**SHORT TASK**
Only lines holding the string "should" are wanted; copy each one from the material.

-----

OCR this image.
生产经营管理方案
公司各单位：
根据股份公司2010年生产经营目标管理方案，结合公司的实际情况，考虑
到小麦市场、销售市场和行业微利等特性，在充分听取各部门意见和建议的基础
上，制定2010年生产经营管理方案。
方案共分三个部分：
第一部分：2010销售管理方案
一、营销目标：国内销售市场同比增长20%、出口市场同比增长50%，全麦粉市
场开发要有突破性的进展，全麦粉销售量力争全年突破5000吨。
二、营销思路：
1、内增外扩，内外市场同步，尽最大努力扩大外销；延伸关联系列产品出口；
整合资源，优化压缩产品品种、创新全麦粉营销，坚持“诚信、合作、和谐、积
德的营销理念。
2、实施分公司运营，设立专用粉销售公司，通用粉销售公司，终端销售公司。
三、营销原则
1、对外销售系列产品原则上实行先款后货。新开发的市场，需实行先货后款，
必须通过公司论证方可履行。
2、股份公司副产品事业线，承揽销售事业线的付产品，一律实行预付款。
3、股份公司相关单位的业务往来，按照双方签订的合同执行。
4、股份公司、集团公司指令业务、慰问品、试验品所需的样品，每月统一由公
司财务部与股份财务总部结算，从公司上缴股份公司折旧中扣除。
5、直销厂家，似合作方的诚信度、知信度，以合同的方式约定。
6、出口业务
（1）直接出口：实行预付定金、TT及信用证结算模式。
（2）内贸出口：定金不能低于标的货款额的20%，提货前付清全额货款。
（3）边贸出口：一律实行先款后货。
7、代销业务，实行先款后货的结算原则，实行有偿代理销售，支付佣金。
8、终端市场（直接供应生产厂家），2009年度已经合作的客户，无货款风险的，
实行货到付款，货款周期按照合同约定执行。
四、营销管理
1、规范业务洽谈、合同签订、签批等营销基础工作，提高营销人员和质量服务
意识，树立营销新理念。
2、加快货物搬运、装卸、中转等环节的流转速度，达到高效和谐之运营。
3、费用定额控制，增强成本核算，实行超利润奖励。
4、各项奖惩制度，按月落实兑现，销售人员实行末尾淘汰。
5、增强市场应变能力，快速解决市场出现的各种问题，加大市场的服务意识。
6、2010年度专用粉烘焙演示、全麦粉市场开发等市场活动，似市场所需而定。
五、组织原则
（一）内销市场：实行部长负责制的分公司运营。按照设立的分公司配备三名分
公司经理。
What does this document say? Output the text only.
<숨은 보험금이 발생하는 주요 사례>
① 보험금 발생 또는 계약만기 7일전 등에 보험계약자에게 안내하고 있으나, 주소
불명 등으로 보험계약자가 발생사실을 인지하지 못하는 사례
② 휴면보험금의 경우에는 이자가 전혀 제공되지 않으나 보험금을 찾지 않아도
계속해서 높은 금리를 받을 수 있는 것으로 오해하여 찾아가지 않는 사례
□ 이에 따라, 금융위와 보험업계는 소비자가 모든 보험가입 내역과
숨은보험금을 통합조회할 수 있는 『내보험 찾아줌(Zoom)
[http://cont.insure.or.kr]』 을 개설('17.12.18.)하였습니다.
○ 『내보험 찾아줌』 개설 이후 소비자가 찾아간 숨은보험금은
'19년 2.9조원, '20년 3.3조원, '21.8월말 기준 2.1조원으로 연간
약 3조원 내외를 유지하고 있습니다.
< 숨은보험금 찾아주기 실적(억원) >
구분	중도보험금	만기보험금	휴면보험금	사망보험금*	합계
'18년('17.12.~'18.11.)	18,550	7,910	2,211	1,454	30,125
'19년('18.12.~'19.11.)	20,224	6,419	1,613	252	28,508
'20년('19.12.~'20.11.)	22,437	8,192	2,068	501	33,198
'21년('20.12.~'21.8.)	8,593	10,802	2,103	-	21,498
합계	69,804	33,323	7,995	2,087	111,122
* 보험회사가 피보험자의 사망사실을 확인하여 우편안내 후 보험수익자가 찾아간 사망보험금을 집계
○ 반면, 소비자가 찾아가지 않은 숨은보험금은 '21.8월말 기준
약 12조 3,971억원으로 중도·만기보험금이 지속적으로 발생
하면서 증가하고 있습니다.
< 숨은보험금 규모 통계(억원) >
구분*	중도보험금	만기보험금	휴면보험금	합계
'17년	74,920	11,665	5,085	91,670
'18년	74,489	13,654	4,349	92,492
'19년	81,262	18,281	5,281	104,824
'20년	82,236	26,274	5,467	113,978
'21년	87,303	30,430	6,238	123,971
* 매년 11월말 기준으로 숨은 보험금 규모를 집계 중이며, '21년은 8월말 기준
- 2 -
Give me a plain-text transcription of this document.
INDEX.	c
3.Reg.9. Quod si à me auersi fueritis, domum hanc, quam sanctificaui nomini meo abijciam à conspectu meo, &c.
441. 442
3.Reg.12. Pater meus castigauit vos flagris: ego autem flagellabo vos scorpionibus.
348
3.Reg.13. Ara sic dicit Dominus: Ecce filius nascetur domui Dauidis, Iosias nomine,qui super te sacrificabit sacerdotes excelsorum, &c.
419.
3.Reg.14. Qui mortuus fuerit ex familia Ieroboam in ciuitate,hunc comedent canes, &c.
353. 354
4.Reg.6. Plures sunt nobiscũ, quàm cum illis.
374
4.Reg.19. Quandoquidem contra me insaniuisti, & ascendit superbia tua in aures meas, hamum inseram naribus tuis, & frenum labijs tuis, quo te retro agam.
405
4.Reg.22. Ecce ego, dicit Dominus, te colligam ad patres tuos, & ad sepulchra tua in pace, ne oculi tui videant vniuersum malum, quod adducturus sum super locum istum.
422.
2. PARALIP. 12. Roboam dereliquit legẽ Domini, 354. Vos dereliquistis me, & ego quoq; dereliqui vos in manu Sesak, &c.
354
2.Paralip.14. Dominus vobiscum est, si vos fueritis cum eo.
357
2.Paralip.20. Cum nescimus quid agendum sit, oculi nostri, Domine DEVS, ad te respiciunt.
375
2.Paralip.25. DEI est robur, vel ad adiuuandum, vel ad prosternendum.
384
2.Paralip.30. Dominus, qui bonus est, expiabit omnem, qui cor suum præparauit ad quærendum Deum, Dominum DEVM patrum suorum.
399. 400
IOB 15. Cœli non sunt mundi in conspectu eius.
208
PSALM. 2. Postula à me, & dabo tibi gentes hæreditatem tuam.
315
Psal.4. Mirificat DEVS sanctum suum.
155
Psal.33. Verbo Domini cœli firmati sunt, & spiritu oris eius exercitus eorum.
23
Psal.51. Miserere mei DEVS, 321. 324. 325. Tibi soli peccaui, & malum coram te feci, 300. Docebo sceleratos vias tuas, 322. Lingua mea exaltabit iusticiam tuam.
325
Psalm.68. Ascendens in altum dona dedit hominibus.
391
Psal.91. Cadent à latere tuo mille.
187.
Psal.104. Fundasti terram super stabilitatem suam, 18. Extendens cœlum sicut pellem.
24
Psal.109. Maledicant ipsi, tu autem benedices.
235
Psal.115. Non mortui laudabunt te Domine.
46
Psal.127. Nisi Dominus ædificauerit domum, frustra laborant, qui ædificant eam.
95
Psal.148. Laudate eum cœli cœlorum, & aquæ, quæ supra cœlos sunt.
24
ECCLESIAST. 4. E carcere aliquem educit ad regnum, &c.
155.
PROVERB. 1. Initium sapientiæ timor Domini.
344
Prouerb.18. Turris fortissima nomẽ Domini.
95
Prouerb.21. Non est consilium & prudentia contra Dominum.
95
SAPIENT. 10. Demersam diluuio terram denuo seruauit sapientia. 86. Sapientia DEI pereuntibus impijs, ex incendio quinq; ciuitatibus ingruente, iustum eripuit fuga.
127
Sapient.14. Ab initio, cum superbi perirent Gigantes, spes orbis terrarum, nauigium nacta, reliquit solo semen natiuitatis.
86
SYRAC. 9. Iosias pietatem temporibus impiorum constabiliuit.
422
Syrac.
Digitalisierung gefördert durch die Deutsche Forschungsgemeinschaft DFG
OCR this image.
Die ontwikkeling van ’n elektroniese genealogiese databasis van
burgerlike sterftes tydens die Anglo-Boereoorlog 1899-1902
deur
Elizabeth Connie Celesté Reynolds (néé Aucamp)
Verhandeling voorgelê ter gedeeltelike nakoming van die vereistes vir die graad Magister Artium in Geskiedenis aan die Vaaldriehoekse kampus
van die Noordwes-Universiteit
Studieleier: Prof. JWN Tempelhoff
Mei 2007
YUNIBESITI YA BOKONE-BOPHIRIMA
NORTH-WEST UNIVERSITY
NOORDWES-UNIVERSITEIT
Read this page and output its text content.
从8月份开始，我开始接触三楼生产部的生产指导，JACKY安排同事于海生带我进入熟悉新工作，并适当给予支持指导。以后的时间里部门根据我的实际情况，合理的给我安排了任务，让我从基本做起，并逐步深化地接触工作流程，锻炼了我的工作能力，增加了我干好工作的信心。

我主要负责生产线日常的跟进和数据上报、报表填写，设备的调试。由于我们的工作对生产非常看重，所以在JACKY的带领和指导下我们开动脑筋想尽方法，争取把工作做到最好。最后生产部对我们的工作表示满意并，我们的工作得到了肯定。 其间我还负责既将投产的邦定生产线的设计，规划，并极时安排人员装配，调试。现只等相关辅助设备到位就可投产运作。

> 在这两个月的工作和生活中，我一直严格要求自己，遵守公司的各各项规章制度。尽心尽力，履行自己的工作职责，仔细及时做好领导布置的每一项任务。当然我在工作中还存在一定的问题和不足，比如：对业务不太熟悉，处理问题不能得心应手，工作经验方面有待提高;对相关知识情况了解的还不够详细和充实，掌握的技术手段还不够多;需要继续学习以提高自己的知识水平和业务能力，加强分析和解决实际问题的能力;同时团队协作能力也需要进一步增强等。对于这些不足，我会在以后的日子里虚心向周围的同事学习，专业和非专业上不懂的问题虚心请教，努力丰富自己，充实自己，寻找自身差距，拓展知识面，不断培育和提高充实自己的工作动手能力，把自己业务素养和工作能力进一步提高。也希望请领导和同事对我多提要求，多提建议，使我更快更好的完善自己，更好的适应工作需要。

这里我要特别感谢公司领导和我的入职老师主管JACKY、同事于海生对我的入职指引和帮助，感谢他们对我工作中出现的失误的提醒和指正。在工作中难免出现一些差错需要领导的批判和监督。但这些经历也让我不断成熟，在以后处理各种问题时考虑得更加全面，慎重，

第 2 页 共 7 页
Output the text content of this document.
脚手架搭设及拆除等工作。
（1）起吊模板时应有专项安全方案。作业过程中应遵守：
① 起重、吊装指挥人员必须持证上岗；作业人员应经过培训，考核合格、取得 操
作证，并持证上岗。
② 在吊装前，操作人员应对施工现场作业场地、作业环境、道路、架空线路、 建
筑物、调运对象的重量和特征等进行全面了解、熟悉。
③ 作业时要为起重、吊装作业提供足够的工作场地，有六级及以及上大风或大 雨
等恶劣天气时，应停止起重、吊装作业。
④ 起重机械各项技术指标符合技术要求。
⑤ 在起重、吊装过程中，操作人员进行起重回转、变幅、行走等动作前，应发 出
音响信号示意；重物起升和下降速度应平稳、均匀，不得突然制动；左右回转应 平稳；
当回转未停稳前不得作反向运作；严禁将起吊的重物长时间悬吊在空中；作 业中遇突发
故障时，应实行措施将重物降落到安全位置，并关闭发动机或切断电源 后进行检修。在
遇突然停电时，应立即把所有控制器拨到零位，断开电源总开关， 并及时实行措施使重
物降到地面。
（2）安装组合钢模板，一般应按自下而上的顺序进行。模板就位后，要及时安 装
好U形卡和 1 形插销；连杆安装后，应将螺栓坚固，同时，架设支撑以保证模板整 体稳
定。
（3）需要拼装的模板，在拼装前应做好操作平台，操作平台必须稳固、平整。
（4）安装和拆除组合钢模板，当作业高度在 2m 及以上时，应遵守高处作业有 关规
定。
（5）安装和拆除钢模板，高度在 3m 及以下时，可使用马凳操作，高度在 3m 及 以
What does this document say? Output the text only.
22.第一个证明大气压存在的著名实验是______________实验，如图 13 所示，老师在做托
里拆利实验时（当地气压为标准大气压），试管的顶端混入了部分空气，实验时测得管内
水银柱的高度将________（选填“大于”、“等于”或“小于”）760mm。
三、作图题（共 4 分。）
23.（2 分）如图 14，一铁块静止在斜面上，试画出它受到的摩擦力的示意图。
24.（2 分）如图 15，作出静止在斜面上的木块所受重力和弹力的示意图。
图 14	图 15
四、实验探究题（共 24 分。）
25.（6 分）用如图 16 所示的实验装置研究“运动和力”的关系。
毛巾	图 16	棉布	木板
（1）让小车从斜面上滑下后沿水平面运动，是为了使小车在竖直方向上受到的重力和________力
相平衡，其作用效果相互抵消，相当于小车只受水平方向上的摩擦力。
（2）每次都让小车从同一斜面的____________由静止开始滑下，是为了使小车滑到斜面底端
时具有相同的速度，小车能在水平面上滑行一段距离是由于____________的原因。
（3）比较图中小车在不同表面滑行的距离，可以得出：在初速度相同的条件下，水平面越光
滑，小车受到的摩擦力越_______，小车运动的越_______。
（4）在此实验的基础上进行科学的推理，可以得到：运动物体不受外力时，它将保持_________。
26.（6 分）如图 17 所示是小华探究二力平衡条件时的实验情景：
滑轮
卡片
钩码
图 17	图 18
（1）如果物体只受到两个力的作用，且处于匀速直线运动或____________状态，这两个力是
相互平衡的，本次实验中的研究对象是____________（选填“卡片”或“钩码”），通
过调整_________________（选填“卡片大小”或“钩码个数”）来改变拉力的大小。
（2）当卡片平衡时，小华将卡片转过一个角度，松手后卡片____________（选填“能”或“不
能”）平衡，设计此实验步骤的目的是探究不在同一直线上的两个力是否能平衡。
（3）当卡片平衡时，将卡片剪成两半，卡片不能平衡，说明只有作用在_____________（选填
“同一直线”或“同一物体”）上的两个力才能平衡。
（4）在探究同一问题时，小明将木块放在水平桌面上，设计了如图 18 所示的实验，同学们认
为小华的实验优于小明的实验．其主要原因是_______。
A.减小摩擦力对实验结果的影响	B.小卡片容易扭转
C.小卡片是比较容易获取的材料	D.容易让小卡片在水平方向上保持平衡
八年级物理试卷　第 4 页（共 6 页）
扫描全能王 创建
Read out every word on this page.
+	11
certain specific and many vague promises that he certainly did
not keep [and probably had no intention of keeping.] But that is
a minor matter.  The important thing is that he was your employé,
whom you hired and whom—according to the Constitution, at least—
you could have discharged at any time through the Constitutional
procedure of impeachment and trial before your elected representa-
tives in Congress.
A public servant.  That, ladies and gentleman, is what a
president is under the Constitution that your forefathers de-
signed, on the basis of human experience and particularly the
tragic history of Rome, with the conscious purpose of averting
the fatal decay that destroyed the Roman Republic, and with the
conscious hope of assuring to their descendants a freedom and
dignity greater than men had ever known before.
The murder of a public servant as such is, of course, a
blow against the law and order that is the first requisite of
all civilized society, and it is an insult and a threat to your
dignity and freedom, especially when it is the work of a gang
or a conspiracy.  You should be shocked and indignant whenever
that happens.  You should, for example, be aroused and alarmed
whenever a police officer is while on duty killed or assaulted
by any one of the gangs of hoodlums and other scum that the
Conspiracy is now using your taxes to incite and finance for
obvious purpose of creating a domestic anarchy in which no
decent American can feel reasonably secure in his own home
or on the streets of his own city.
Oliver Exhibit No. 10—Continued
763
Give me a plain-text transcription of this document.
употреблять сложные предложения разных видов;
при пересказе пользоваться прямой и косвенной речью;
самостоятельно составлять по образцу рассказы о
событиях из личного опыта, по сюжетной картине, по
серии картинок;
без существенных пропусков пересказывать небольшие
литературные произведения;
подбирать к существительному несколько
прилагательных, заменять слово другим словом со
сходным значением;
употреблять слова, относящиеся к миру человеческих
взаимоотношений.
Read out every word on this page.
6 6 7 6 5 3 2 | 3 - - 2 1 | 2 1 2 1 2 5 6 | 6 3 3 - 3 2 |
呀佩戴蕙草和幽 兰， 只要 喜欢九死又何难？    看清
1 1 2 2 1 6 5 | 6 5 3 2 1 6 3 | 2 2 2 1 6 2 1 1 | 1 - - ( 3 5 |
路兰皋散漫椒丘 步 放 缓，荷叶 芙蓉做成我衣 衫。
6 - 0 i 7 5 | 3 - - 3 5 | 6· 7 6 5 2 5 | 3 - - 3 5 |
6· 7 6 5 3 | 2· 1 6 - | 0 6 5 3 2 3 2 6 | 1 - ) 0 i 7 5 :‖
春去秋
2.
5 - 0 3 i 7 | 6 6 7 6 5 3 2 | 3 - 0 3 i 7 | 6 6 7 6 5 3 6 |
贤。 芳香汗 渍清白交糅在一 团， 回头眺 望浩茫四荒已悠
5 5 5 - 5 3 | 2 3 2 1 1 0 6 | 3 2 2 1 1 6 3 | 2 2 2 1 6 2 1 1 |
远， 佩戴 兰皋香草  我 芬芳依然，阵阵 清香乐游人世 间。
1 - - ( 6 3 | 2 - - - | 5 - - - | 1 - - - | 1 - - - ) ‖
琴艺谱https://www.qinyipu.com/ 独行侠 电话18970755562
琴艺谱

-----

**EXERCISE RESPONSE**
or a conspiracy.  You should be shocked and indignant whenever
that happens.  You should, for example, be aroused and alarmed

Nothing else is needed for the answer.